## begin Extracted records
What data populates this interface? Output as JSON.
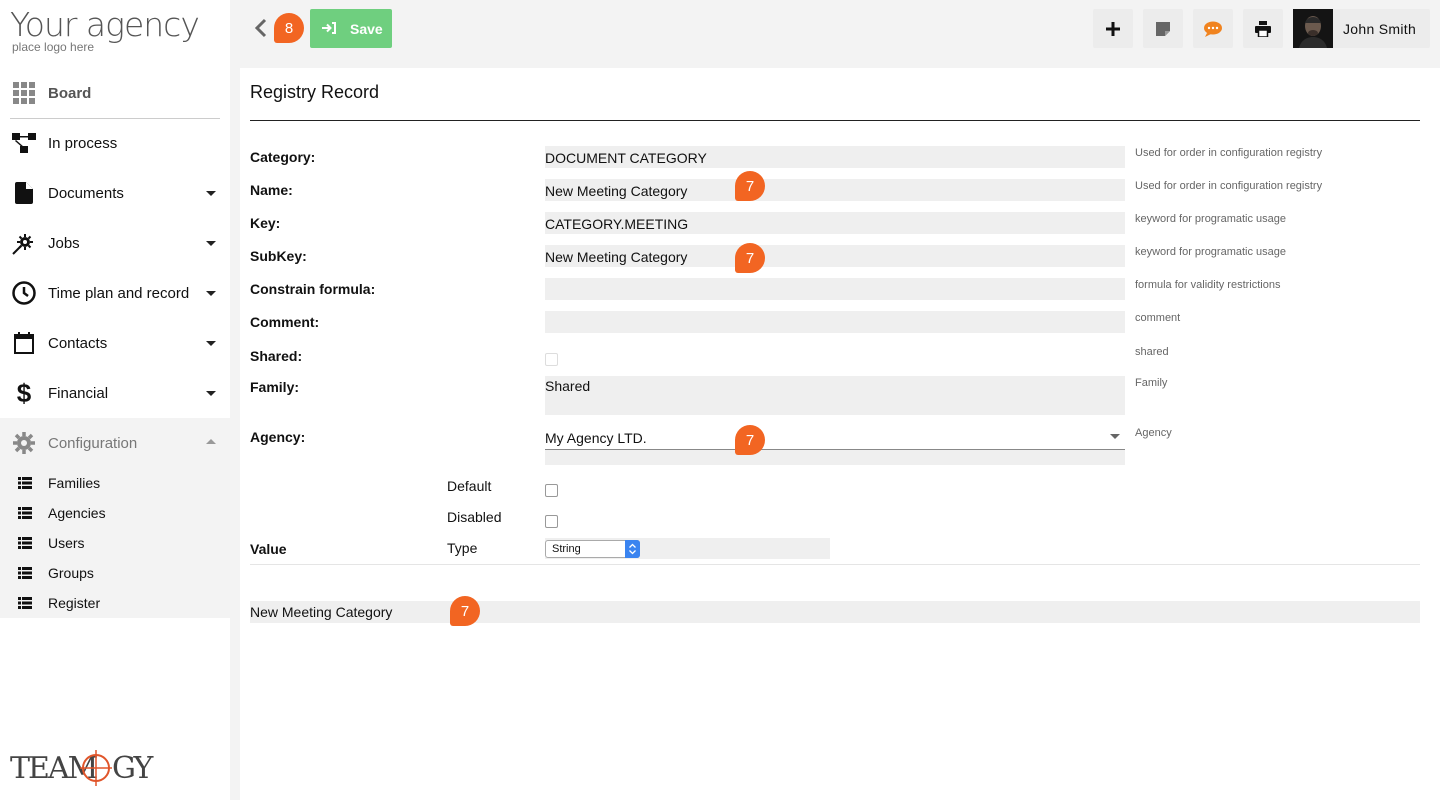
## end Extracted records
## begin Extracted records
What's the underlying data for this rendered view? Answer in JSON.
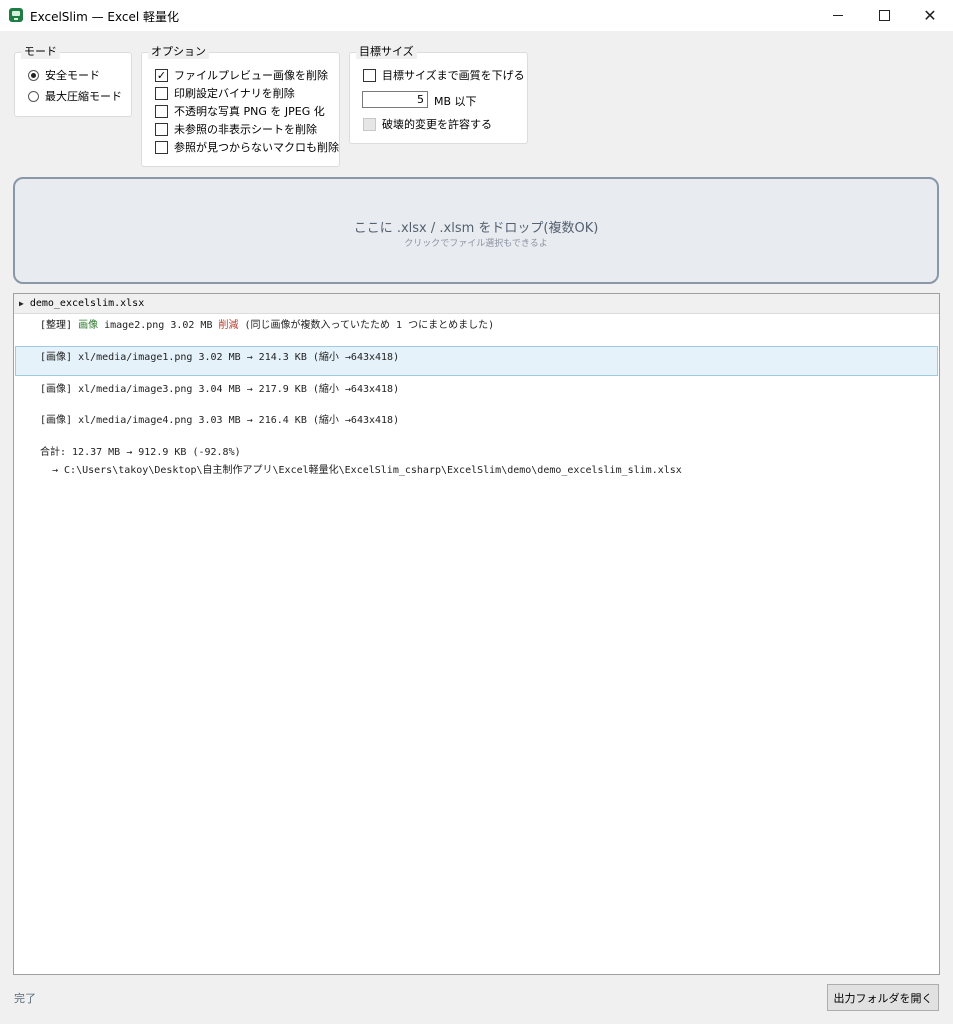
## end Extracted records
## begin Extracted records
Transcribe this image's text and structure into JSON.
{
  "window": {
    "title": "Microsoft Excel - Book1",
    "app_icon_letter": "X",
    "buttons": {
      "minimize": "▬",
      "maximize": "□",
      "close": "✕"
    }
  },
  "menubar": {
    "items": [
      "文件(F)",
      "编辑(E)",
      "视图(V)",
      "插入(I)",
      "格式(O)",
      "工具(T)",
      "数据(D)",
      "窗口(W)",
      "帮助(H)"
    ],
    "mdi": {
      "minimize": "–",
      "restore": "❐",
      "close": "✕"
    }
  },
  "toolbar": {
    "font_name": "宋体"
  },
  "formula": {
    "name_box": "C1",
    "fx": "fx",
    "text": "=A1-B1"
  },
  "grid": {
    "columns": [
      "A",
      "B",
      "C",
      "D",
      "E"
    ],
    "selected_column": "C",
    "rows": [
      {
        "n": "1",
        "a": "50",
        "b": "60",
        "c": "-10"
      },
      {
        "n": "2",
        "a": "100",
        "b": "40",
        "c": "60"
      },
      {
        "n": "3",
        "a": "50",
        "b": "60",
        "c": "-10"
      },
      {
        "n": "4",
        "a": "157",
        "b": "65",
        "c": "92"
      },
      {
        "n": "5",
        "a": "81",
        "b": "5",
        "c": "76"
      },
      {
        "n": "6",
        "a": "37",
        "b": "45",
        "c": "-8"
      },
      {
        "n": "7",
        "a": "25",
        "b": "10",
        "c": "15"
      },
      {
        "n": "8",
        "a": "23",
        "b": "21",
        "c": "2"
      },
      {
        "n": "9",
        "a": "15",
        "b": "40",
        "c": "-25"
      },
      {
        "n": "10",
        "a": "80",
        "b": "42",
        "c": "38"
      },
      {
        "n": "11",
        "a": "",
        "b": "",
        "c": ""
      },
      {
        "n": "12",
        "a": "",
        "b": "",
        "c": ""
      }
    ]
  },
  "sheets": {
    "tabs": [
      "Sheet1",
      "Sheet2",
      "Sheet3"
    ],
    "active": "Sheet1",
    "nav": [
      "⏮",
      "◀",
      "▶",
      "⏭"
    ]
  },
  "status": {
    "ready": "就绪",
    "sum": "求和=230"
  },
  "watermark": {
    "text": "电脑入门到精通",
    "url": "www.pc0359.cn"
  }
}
## end Extracted records
### Task goal
List the lines of the records where "What" occurs.

### Written response
What data populates this interface? Output as JSON.
What's the underlying data for this rendered view? Answer in JSON.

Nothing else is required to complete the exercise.